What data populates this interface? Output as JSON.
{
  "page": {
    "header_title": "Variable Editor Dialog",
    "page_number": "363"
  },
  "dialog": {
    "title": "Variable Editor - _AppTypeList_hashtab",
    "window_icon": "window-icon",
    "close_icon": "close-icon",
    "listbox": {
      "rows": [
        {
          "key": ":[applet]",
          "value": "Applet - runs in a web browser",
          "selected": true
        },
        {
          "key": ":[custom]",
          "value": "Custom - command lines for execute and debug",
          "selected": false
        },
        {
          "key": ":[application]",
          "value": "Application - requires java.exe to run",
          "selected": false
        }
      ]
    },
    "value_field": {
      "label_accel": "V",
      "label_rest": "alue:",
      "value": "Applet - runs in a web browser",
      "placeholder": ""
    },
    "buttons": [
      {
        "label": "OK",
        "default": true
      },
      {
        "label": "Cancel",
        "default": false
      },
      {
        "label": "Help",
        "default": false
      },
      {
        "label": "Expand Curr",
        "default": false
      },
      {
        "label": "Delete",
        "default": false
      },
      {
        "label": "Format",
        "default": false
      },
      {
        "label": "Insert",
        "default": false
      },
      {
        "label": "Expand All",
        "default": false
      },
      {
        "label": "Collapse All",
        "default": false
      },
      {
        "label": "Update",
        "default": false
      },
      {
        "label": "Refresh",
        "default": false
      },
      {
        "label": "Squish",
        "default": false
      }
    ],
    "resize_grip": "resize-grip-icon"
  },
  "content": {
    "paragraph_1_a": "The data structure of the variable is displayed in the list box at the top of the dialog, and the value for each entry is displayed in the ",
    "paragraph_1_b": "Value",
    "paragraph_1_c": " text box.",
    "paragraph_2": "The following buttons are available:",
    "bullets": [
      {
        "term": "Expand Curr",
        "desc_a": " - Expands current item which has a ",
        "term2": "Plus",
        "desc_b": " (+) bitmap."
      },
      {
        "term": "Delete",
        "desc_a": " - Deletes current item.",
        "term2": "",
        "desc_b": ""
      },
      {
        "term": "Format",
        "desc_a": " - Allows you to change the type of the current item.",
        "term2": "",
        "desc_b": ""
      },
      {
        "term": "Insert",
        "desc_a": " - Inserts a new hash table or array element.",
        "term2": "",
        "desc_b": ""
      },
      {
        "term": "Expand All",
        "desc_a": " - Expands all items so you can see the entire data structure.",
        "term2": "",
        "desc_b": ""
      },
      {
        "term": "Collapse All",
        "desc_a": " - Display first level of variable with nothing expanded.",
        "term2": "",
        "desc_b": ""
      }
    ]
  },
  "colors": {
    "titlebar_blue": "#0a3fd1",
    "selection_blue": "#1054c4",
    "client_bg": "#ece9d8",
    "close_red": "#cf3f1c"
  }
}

········

Return all the data exactly as given.

What data populates this interface? Output as JSON.
{
  "page": {
    "header_title": "Variable Editor Dialog",
    "page_number": "363"
  },
  "dialog": {
    "title": "Variable Editor - _AppTypeList_hashtab",
    "window_icon": "window-icon",
    "close_icon": "close-icon",
    "listbox": {
      "rows": [
        {
          "key": ":[applet]",
          "value": "Applet - runs in a web browser",
          "selected": true
        },
        {
          "key": ":[custom]",
          "value": "Custom - command lines for execute and debug",
          "selected": false
        },
        {
          "key": ":[application]",
          "value": "Application - requires java.exe to run",
          "selected": false
        }
      ]
    },
    "value_field": {
      "label_accel": "V",
      "label_rest": "alue:",
      "value": "Applet - runs in a web browser",
      "placeholder": ""
    },
    "buttons": [
      {
        "label": "OK",
        "default": true
      },
      {
        "label": "Cancel",
        "default": false
      },
      {
        "label": "Help",
        "default": false
      },
      {
        "label": "Expand Curr",
        "default": false
      },
      {
        "label": "Delete",
        "default": false
      },
      {
        "label": "Format",
        "default": false
      },
      {
        "label": "Insert",
        "default": false
      },
      {
        "label": "Expand All",
        "default": false
      },
      {
        "label": "Collapse All",
        "default": false
      },
      {
        "label": "Update",
        "default": false
      },
      {
        "label": "Refresh",
        "default": false
      },
      {
        "label": "Squish",
        "default": false
      }
    ],
    "resize_grip": "resize-grip-icon"
  },
  "content": {
    "paragraph_1_a": "The data structure of the variable is displayed in the list box at the top of the dialog, and the value for each entry is displayed in the ",
    "paragraph_1_b": "Value",
    "paragraph_1_c": " text box.",
    "paragraph_2": "The following buttons are available:",
    "bullets": [
      {
        "term": "Expand Curr",
        "desc_a": " - Expands current item which has a ",
        "term2": "Plus",
        "desc_b": " (+) bitmap."
      },
      {
        "term": "Delete",
        "desc_a": " - Deletes current item.",
        "term2": "",
        "desc_b": ""
      },
      {
        "term": "Format",
        "desc_a": " - Allows you to change the type of the current item.",
        "term2": "",
        "desc_b": ""
      },
      {
        "term": "Insert",
        "desc_a": " - Inserts a new hash table or array element.",
        "term2": "",
        "desc_b": ""
      },
      {
        "term": "Expand All",
        "desc_a": " - Expands all items so you can see the entire data structure.",
        "term2": "",
        "desc_b": ""
      },
      {
        "term": "Collapse All",
        "desc_a": " - Display first level of variable with nothing expanded.",
        "term2": "",
        "desc_b": ""
      }
    ]
  },
  "colors": {
    "titlebar_blue": "#0a3fd1",
    "selection_blue": "#1054c4",
    "client_bg": "#ece9d8",
    "close_red": "#cf3f1c"
  }
}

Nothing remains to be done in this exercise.